_RECORD SET_

-- Begin --

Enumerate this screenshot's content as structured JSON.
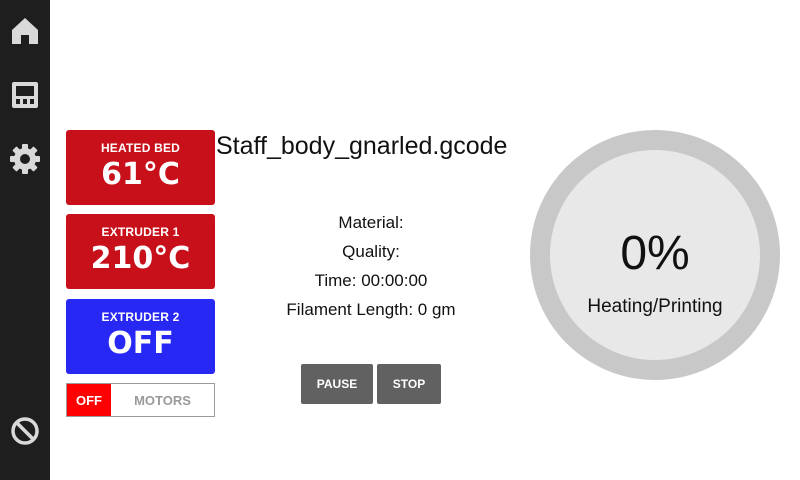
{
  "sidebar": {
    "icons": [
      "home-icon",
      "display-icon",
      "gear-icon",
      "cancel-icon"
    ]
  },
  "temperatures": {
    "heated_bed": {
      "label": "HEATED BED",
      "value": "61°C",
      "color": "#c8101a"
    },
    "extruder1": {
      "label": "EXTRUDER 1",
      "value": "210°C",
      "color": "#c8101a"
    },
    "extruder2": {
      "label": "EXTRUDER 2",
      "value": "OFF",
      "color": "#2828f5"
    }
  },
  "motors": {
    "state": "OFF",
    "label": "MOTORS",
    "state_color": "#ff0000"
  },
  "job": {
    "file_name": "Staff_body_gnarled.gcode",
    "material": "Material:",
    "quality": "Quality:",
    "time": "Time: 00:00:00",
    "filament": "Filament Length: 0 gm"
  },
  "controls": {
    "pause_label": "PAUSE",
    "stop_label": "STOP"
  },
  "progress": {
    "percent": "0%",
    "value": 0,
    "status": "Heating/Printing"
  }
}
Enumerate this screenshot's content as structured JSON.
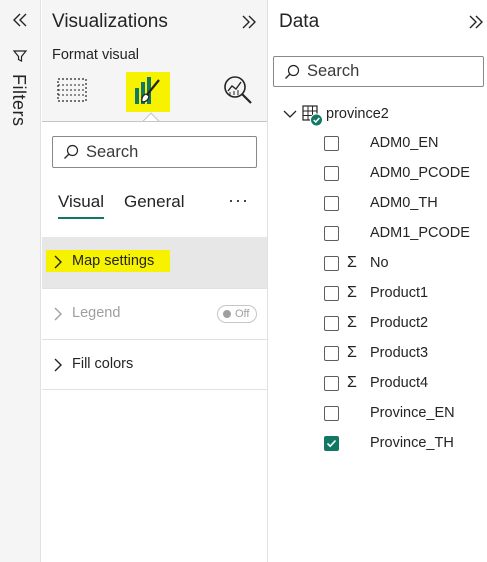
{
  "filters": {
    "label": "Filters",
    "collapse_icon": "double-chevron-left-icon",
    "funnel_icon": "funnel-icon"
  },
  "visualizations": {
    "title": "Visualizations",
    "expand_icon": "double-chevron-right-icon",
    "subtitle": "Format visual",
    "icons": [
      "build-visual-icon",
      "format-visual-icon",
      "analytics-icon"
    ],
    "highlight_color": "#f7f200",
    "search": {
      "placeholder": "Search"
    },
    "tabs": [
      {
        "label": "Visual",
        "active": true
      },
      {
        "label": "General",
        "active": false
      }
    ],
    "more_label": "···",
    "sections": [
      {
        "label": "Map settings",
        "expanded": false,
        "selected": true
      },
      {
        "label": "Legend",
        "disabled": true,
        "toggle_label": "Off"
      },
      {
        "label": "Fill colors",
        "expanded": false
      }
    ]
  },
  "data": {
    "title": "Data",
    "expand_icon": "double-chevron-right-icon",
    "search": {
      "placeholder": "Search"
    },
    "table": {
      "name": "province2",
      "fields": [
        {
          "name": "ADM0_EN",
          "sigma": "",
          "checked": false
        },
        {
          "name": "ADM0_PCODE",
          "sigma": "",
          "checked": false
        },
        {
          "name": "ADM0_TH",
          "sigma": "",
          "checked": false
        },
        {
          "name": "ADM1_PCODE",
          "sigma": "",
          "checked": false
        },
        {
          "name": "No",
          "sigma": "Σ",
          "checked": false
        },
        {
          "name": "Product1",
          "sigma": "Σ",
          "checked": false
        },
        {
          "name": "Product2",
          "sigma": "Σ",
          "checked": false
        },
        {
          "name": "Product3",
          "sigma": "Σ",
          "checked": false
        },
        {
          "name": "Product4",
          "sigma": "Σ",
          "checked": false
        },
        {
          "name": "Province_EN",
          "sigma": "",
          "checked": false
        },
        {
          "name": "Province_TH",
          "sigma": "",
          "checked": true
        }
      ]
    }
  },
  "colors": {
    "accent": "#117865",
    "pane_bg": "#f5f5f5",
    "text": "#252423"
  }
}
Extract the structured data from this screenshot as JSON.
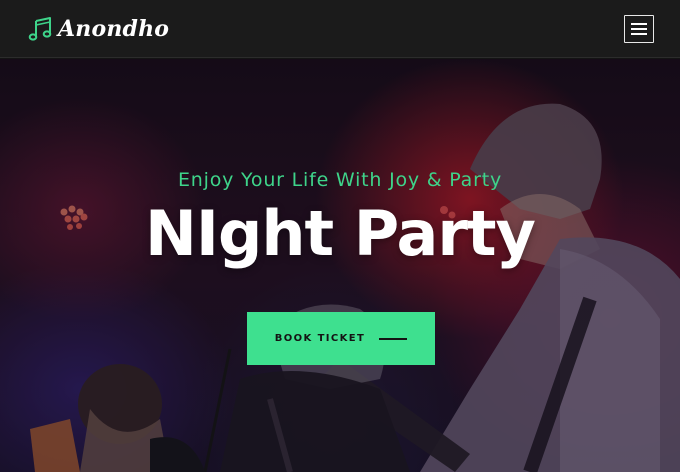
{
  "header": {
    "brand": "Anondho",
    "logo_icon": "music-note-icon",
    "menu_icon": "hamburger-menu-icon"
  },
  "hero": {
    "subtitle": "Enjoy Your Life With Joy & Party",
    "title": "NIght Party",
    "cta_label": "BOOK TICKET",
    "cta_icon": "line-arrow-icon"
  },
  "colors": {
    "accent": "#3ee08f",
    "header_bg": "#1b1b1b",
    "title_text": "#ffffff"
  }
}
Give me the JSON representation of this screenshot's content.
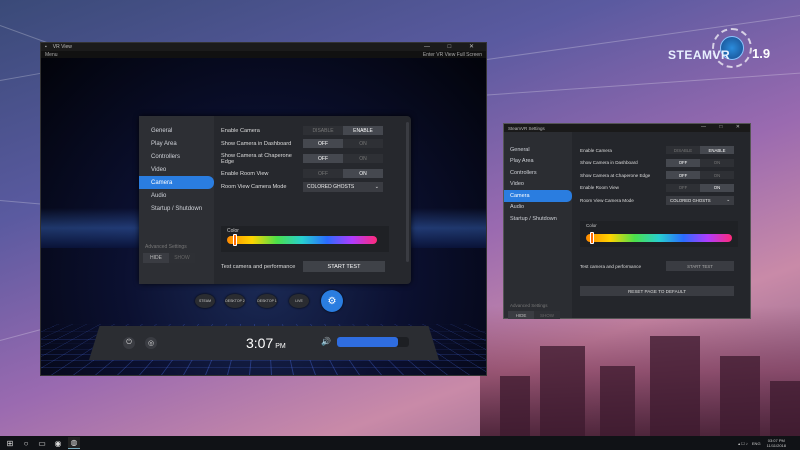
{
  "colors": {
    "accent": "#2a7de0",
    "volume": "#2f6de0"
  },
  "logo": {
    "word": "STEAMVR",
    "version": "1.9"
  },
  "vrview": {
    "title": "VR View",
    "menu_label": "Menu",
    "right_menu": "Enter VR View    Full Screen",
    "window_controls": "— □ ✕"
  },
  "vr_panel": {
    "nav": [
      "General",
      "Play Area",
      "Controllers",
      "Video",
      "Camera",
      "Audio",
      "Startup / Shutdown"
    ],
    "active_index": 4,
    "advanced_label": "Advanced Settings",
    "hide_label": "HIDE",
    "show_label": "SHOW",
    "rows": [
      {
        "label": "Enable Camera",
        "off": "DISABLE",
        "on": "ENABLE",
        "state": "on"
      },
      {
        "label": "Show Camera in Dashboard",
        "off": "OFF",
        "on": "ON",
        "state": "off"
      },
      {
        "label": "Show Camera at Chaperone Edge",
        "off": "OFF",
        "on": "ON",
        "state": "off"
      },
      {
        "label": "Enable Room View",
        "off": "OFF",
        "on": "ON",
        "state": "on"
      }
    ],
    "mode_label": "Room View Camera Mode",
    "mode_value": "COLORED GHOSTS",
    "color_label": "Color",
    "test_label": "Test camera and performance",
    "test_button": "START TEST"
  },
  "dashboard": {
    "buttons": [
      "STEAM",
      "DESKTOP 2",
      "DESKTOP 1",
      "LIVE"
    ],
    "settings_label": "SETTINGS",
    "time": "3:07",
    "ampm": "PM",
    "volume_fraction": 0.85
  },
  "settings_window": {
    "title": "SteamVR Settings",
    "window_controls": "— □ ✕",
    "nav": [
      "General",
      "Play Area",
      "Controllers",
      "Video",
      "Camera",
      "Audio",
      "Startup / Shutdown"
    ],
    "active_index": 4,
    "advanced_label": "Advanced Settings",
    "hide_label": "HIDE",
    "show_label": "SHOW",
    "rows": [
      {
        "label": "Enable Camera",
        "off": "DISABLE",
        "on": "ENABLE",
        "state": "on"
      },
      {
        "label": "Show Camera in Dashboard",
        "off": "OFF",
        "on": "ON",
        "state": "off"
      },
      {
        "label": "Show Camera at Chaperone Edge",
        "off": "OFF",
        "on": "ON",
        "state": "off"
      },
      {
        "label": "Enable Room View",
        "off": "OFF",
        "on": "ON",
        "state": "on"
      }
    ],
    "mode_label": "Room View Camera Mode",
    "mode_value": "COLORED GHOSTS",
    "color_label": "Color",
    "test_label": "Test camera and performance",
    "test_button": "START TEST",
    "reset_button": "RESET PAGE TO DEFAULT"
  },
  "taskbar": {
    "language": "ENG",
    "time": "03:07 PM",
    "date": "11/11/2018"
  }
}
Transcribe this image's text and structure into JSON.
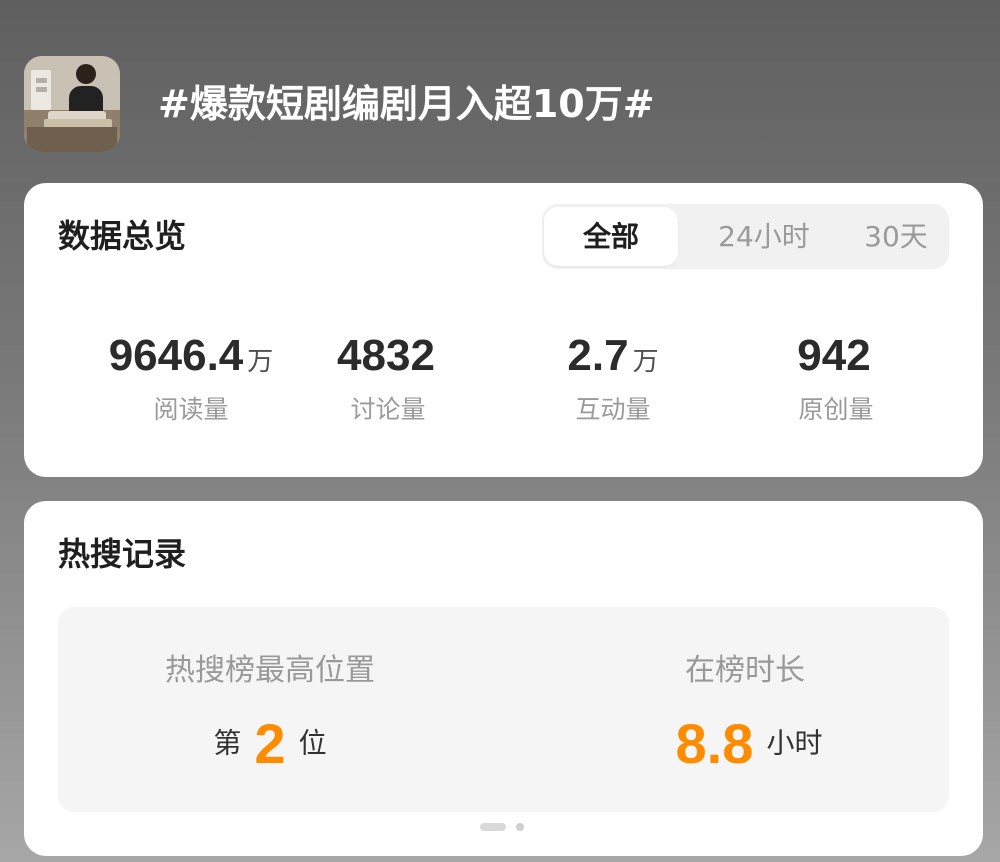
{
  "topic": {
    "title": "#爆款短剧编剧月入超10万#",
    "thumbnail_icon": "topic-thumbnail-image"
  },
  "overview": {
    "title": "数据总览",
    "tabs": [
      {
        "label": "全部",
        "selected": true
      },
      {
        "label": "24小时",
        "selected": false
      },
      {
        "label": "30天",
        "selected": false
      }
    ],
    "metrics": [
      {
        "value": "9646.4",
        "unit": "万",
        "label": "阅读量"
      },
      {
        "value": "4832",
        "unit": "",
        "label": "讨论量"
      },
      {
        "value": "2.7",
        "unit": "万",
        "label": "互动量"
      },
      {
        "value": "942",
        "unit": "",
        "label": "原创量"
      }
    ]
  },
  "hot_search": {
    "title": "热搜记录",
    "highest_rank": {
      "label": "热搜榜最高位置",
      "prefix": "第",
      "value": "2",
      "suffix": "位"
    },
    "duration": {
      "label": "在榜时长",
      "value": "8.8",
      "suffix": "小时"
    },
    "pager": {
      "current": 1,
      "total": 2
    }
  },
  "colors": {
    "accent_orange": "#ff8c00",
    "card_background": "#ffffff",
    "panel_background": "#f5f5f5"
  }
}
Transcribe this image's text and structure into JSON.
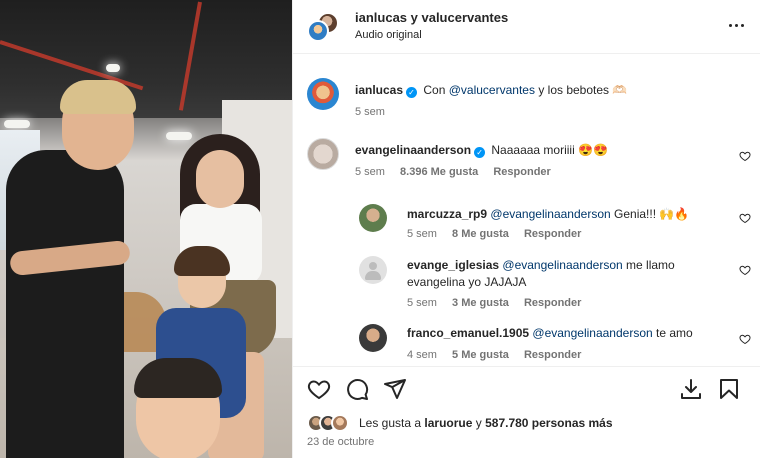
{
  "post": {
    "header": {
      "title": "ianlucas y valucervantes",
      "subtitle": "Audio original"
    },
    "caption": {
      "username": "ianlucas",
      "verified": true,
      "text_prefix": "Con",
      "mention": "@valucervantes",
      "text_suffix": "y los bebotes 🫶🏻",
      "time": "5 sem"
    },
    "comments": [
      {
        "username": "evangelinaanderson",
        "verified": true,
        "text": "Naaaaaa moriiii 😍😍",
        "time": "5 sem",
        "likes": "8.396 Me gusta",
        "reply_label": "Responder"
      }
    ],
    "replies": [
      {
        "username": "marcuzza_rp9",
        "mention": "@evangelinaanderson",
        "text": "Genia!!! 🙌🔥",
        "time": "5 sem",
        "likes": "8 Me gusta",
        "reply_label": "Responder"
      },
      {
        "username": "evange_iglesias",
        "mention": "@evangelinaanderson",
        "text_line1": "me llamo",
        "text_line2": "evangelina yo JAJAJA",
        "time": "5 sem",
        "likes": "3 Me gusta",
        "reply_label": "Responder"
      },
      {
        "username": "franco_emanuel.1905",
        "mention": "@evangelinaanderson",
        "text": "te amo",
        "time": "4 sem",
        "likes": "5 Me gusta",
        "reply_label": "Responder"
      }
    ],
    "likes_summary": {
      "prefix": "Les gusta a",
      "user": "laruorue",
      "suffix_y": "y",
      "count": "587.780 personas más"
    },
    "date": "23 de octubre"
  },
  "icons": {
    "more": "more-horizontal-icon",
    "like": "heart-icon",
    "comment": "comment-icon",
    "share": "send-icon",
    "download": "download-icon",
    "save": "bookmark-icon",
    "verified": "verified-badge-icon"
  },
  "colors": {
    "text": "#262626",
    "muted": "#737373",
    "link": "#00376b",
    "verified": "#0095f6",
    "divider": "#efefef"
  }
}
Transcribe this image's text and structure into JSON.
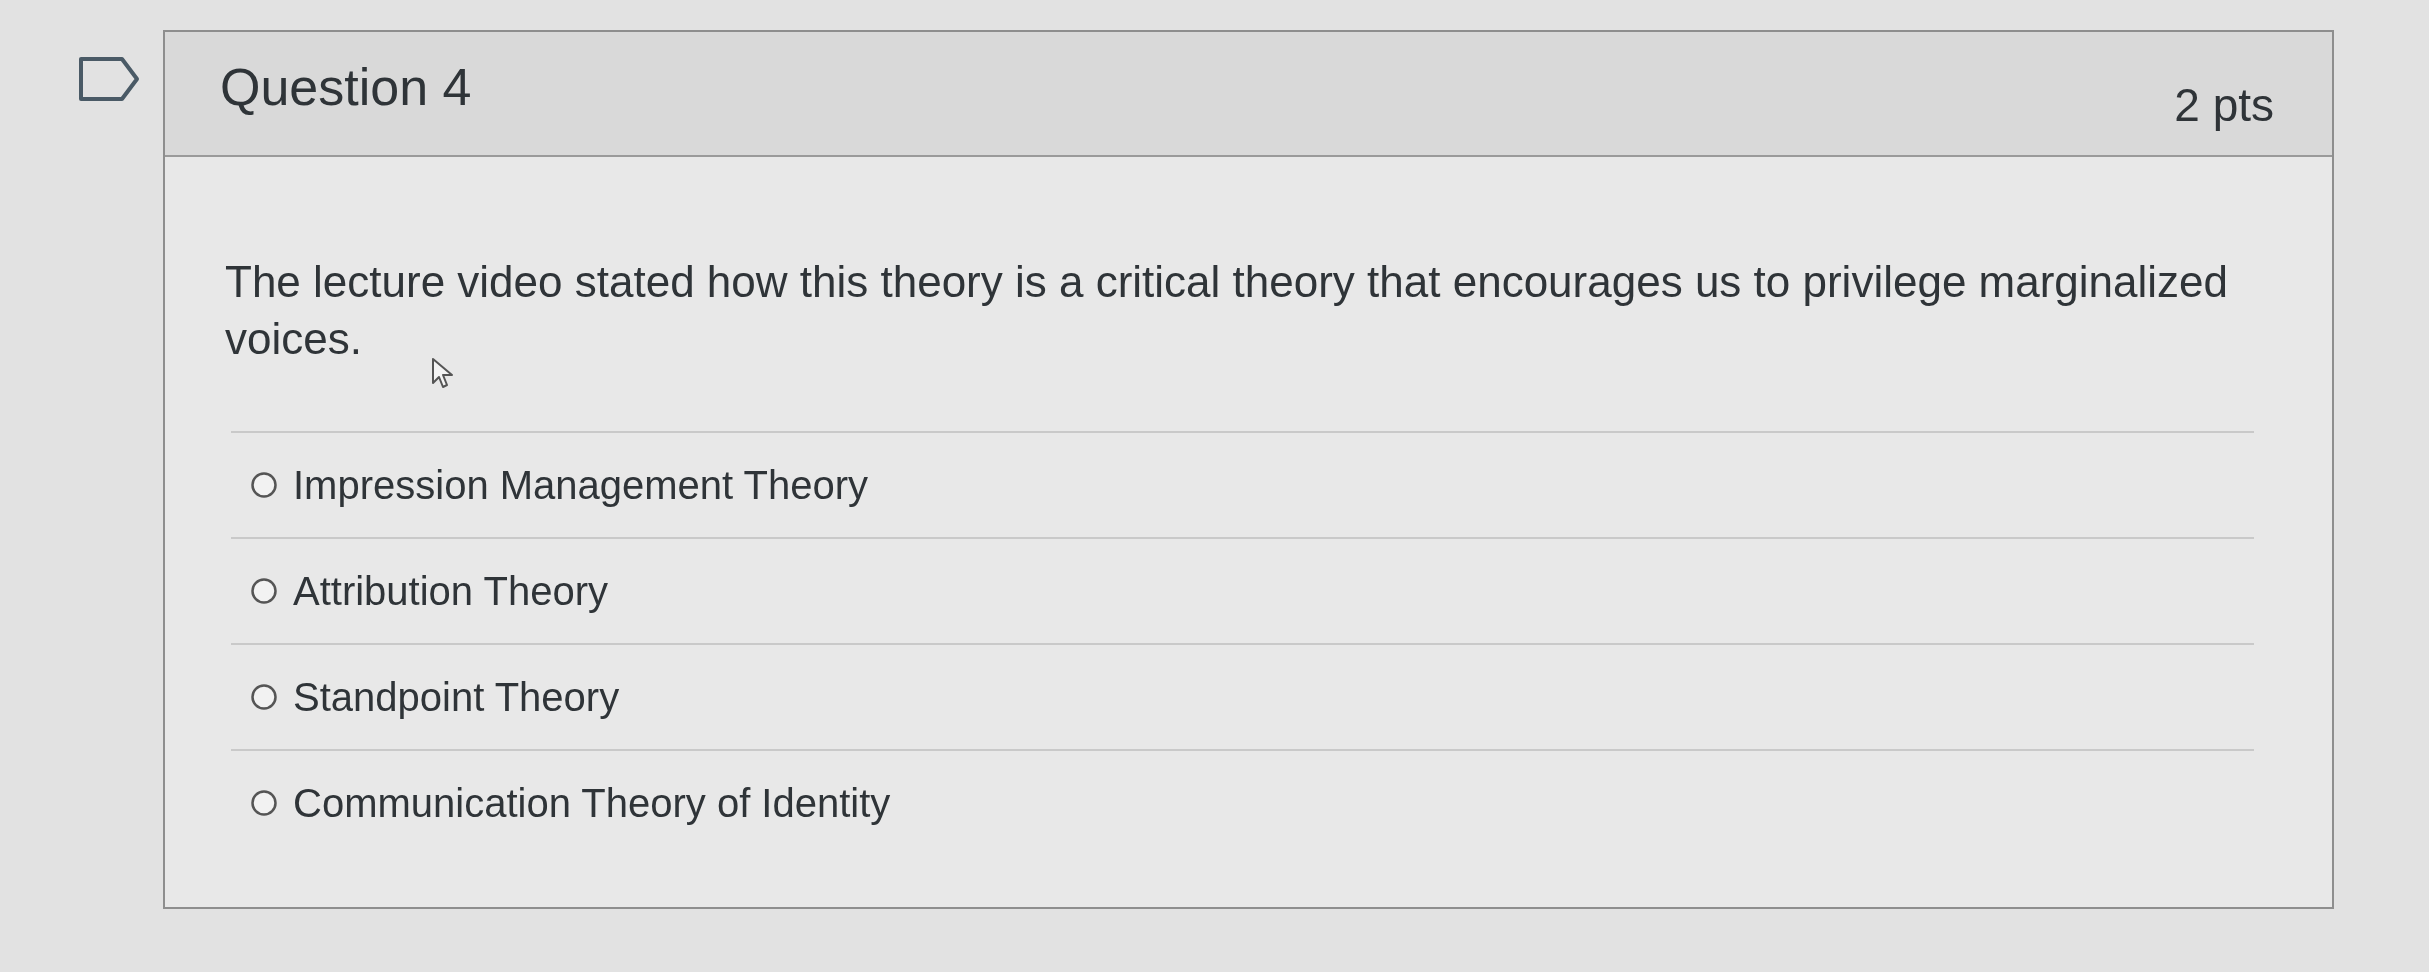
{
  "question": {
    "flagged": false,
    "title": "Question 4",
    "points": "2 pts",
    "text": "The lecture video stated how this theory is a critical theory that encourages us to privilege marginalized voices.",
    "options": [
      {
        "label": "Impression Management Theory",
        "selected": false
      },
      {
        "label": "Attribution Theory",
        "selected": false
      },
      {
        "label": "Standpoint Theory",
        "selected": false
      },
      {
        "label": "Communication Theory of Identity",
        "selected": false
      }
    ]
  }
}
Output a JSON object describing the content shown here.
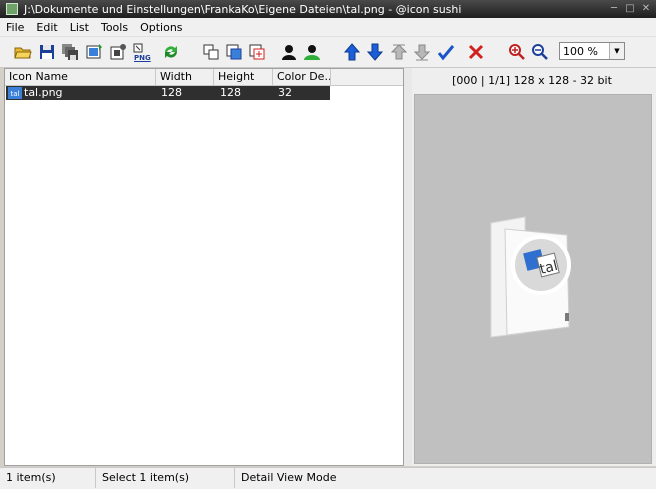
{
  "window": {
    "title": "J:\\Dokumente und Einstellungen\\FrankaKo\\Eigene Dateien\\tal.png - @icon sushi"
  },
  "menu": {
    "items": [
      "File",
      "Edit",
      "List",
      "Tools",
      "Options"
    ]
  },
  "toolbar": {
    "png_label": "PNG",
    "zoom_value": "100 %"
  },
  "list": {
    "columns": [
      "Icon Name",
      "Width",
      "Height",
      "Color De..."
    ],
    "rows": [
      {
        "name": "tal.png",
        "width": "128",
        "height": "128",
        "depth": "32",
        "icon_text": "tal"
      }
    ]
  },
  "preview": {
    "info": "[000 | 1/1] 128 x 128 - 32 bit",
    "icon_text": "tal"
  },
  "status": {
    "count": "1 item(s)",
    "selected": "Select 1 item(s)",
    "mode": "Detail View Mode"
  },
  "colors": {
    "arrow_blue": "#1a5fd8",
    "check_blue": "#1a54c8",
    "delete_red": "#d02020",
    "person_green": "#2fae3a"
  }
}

-- End --

_WHAT IS REQUIRED_
Filter the records above and return every line that holds the word "gusta".

_CORRECT RESULT_
        "likes": "8.396 Me gusta",
        "likes": "8 Me gusta",
        "likes": "3 Me gusta",
        "likes": "5 Me gusta",
      "prefix": "Les gusta a",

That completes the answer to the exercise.